# WHAT TO DO:
Show all lines of the listing that hold the word "George".

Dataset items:
───

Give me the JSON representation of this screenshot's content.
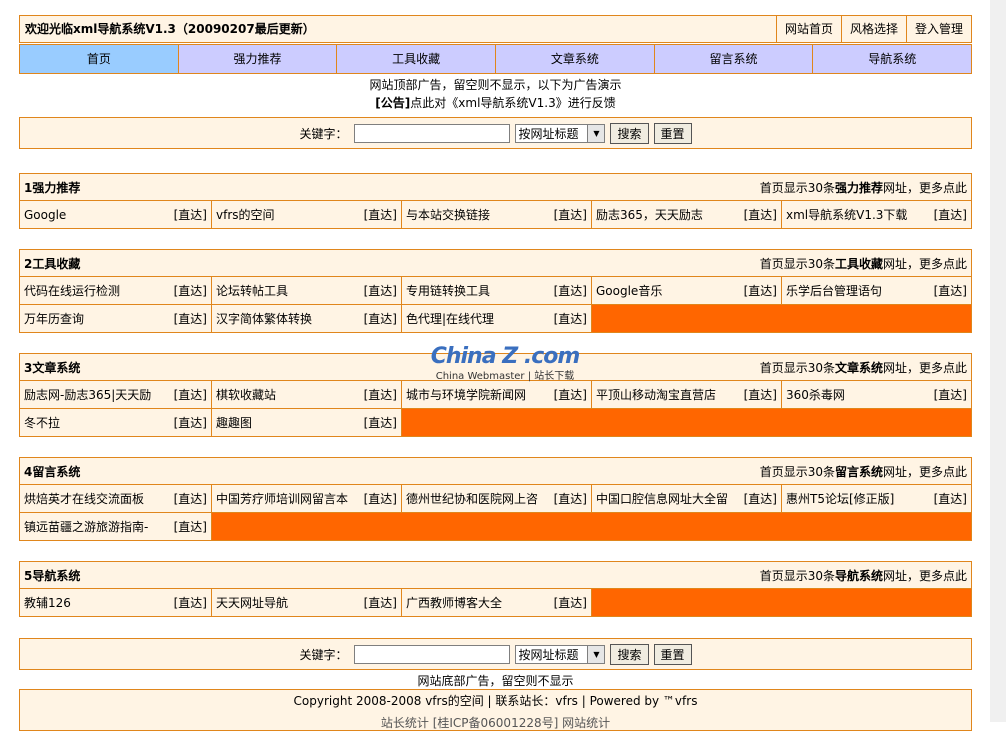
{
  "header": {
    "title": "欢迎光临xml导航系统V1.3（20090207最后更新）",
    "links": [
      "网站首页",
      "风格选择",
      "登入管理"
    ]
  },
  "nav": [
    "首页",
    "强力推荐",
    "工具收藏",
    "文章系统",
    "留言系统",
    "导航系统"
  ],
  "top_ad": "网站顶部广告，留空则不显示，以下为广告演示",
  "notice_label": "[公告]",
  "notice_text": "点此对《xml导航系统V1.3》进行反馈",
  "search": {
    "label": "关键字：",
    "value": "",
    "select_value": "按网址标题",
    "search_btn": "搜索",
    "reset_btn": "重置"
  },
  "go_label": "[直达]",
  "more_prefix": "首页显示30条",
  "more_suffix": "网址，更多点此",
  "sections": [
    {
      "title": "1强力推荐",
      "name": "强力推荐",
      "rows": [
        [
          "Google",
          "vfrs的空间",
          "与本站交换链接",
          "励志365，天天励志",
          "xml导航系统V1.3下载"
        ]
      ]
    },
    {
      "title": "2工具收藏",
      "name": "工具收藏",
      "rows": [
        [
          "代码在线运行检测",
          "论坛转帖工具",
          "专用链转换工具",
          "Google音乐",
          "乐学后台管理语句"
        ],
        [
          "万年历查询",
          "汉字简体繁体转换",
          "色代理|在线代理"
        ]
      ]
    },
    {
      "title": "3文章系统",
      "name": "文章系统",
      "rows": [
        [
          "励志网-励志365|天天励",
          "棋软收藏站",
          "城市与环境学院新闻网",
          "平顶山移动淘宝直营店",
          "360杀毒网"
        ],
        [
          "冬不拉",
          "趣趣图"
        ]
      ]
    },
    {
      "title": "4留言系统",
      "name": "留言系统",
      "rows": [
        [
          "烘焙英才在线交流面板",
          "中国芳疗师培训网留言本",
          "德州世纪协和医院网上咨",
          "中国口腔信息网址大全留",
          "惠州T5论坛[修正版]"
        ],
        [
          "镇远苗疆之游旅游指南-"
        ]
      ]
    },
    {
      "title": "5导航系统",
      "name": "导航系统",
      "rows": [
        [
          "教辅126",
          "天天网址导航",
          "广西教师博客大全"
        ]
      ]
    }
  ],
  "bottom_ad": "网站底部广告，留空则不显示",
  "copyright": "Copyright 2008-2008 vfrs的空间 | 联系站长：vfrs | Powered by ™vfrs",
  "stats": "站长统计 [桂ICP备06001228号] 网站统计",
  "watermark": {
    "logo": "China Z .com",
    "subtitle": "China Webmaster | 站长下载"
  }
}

───

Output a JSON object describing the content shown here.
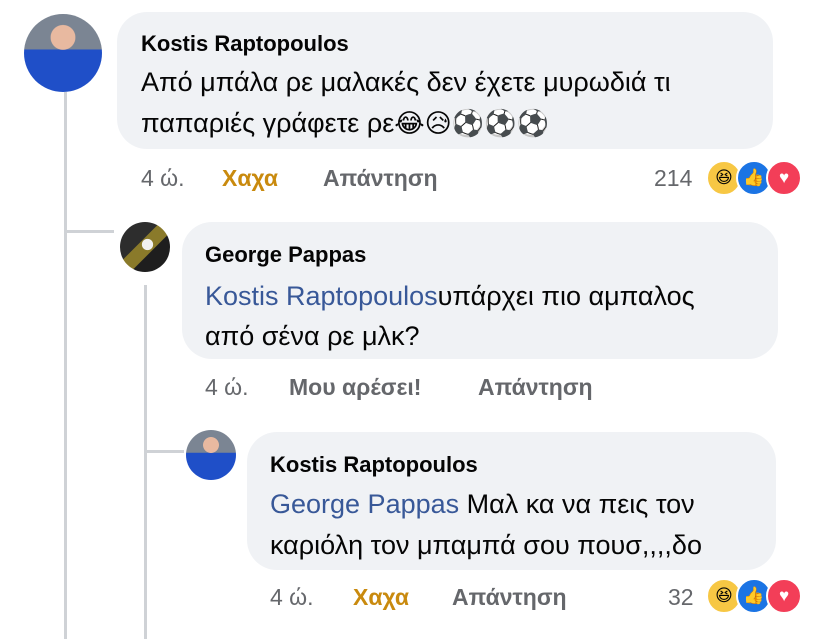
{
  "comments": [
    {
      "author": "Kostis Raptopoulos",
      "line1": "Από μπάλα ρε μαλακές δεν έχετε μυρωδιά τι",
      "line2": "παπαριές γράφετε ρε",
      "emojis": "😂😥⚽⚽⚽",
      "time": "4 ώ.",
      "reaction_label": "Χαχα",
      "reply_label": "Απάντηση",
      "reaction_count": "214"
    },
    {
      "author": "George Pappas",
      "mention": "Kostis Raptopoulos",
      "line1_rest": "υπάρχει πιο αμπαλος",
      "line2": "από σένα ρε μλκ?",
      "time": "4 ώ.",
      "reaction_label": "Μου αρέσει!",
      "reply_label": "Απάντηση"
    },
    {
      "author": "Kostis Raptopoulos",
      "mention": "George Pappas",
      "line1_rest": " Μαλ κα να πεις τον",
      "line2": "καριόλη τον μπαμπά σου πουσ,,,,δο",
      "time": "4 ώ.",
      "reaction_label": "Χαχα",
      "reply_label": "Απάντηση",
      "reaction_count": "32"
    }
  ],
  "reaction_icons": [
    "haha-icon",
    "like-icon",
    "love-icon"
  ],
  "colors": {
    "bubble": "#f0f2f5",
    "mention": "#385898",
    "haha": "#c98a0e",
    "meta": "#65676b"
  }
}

───

# FINISHED ANSWER:
      "author": "George Pappas",
      "mention": "George Pappas",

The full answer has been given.